━━ INPUT ROWS
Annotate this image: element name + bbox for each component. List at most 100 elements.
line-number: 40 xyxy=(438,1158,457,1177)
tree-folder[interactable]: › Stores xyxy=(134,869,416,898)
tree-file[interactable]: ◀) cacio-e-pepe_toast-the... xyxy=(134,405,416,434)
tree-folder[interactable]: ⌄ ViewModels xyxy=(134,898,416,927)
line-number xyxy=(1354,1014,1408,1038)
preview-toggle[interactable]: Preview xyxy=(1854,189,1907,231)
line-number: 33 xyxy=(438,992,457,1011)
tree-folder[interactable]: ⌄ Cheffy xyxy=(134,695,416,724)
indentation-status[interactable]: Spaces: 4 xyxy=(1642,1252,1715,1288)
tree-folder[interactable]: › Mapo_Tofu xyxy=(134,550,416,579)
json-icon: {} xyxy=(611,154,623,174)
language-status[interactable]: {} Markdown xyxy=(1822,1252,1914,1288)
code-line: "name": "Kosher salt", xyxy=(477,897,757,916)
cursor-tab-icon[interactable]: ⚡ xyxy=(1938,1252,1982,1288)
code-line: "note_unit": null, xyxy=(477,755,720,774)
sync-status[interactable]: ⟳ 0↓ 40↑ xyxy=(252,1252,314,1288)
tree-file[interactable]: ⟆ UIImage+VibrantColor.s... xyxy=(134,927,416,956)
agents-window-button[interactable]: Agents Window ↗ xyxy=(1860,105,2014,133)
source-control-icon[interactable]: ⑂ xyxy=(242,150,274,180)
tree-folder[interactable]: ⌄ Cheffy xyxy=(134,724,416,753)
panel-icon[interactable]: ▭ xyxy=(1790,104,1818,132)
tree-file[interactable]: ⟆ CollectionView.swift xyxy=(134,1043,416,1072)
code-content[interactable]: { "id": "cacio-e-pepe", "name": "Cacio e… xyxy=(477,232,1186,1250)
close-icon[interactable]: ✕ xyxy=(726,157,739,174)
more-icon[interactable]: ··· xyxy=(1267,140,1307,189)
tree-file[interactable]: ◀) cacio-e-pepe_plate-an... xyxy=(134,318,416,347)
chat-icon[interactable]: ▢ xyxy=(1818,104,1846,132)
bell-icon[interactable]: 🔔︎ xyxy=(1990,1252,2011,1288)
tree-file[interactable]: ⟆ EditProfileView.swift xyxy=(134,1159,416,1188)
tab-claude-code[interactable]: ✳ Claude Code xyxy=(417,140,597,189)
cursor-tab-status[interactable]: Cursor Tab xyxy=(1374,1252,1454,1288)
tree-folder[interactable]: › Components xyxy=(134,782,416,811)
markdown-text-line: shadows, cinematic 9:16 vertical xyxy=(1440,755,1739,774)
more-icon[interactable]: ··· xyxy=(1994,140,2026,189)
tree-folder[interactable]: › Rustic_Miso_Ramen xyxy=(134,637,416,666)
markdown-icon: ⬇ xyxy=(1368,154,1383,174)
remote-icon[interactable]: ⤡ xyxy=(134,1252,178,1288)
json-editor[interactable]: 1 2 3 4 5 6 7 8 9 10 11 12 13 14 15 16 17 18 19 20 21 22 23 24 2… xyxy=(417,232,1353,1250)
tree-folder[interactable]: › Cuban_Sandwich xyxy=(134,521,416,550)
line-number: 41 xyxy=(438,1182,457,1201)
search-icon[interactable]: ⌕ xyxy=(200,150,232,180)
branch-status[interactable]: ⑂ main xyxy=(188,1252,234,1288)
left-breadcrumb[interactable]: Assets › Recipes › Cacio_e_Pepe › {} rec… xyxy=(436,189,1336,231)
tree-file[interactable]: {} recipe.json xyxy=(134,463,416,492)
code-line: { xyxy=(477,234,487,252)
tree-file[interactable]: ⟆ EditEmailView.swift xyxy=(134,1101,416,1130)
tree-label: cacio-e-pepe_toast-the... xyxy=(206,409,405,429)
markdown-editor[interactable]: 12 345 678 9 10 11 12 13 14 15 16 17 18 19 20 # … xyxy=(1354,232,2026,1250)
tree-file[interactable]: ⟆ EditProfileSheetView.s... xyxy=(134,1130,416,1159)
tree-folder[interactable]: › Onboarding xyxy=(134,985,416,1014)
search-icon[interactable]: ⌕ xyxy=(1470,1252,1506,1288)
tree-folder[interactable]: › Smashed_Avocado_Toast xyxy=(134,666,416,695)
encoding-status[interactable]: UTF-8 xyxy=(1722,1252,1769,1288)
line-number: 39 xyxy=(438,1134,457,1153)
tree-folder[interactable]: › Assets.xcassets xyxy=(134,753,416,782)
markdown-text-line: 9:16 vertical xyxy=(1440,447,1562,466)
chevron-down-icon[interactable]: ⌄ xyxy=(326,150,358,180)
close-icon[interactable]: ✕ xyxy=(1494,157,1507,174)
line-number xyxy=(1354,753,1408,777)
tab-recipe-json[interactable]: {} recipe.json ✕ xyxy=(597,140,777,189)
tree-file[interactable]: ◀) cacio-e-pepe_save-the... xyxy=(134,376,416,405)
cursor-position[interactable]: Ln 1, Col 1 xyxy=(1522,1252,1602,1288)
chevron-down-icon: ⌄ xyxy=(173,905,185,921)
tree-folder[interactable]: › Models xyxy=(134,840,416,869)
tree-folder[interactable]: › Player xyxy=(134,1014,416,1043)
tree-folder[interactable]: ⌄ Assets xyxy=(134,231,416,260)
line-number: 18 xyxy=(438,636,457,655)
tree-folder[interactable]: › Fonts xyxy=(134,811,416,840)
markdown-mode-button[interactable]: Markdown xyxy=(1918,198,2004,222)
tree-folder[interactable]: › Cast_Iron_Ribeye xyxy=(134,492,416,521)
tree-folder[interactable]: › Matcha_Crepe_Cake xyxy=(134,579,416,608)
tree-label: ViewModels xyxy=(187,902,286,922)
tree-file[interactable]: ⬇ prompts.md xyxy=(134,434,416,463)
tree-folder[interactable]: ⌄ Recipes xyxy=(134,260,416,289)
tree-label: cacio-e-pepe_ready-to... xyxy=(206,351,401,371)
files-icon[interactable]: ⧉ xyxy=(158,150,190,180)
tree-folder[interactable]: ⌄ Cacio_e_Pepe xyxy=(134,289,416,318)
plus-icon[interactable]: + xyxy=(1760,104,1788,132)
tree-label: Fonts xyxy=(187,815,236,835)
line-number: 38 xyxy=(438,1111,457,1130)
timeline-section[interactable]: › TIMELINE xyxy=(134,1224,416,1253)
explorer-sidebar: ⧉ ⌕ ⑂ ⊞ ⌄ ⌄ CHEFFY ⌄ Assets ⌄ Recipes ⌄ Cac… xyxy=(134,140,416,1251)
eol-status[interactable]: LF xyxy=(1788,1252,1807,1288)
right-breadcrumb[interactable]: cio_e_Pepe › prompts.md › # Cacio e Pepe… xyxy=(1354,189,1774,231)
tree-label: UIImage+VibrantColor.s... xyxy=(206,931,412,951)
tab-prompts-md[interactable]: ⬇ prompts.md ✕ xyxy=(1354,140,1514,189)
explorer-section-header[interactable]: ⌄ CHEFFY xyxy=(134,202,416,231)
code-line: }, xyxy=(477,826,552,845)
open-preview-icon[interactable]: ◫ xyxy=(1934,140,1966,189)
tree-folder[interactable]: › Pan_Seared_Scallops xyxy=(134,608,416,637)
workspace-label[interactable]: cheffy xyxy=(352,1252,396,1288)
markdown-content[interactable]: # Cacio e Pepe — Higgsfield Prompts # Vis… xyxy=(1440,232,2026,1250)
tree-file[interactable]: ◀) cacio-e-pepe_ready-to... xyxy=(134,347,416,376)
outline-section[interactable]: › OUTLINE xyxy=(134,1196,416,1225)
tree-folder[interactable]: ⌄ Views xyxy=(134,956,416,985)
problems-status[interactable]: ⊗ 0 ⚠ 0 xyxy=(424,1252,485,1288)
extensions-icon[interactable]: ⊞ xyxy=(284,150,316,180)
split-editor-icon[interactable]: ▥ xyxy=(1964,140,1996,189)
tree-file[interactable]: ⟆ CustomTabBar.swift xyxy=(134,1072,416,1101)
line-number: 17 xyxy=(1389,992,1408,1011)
━━━━
- EXERCISE REQUIREMENTS -
Please reproduce the material above word for word, from its first line down through the line containing "cursor-tab-icon[interactable]: ⚡ xyxy=(1938,1252,1982,1288)".

- EXERCISE SOLUTION -
Annotate this image: element name + bbox for each component. List at most 100 elements.
line-number: 40 xyxy=(438,1158,457,1177)
tree-folder[interactable]: › Stores xyxy=(134,869,416,898)
tree-file[interactable]: ◀) cacio-e-pepe_toast-the... xyxy=(134,405,416,434)
tree-folder[interactable]: ⌄ ViewModels xyxy=(134,898,416,927)
line-number xyxy=(1354,1014,1408,1038)
preview-toggle[interactable]: Preview xyxy=(1854,189,1907,231)
line-number: 33 xyxy=(438,992,457,1011)
tree-folder[interactable]: ⌄ Cheffy xyxy=(134,695,416,724)
indentation-status[interactable]: Spaces: 4 xyxy=(1642,1252,1715,1288)
tree-folder[interactable]: › Mapo_Tofu xyxy=(134,550,416,579)
json-icon: {} xyxy=(611,154,623,174)
language-status[interactable]: {} Markdown xyxy=(1822,1252,1914,1288)
code-line: "name": "Kosher salt", xyxy=(477,897,757,916)
cursor-tab-icon[interactable]: ⚡ xyxy=(1938,1252,1982,1288)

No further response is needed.